- **What the task requires**:
Identify the lines that contain the word "非选择题" and copy each one.
— Start of Record extracts —
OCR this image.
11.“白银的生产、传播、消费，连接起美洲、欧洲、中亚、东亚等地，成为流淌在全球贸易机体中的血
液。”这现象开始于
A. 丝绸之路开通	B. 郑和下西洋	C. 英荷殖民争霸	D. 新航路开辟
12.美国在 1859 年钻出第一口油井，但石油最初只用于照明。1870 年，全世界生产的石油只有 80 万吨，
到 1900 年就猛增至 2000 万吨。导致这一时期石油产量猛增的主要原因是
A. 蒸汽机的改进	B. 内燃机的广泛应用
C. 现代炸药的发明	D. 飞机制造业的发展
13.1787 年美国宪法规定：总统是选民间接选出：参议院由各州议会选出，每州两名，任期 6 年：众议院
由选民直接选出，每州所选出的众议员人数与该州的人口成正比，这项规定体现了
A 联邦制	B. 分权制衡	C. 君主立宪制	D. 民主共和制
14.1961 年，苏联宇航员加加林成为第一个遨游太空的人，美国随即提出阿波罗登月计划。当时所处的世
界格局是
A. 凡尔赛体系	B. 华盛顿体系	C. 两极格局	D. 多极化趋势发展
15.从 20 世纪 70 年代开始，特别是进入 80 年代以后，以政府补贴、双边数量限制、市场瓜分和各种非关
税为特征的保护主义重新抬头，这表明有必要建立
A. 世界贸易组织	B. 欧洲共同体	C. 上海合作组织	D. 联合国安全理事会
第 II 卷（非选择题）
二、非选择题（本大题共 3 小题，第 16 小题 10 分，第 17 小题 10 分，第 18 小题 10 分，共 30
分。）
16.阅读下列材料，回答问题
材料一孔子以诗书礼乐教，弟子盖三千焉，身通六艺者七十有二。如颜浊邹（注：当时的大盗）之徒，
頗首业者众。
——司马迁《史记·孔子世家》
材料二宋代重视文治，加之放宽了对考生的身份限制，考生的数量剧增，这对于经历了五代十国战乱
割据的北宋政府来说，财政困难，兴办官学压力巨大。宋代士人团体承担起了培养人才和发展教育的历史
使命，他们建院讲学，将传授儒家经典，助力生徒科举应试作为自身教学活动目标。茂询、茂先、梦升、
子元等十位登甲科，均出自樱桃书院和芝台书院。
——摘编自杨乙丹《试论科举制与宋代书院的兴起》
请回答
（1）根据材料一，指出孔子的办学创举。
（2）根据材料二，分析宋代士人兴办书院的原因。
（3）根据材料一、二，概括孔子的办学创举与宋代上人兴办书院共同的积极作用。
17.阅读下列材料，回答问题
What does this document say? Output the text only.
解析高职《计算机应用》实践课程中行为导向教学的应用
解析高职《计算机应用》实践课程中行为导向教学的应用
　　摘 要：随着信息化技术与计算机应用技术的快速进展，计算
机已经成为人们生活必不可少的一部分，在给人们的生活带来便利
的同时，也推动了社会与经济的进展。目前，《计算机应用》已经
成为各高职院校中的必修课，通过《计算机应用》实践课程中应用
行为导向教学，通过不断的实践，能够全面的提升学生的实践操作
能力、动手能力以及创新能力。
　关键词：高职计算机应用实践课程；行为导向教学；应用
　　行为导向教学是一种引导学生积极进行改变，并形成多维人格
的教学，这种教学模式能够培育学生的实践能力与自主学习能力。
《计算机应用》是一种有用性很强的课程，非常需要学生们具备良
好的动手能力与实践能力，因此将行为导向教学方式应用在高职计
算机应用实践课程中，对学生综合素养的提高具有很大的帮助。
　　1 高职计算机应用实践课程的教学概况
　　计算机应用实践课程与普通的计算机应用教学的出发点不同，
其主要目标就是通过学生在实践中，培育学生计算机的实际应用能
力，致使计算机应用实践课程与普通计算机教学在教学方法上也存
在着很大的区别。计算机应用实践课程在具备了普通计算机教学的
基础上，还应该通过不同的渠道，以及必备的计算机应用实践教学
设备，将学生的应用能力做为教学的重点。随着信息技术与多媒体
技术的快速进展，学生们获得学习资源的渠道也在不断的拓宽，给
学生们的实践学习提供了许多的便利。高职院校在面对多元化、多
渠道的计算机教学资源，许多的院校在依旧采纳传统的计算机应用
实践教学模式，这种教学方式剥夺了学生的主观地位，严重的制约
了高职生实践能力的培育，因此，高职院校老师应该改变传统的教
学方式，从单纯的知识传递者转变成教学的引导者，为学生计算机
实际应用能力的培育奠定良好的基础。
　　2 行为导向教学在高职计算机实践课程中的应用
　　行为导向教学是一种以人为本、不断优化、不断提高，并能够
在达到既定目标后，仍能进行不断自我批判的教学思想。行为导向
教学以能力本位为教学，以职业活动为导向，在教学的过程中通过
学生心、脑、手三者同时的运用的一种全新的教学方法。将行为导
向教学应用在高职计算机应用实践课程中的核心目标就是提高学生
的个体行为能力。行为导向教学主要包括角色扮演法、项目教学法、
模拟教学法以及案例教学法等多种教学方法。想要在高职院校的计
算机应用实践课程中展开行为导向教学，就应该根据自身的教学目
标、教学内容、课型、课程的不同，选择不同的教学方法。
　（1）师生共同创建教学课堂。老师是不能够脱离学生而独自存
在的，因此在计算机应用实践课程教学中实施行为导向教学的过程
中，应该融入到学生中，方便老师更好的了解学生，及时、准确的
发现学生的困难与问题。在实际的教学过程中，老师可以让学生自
— End of Record extracts —
- **Written solution**:
第 II 卷（非选择题）
二、非选择题（本大题共 3 小题，第 16 小题 10 分，第 17 小题 10 分，第 18 小题 10 分，共 30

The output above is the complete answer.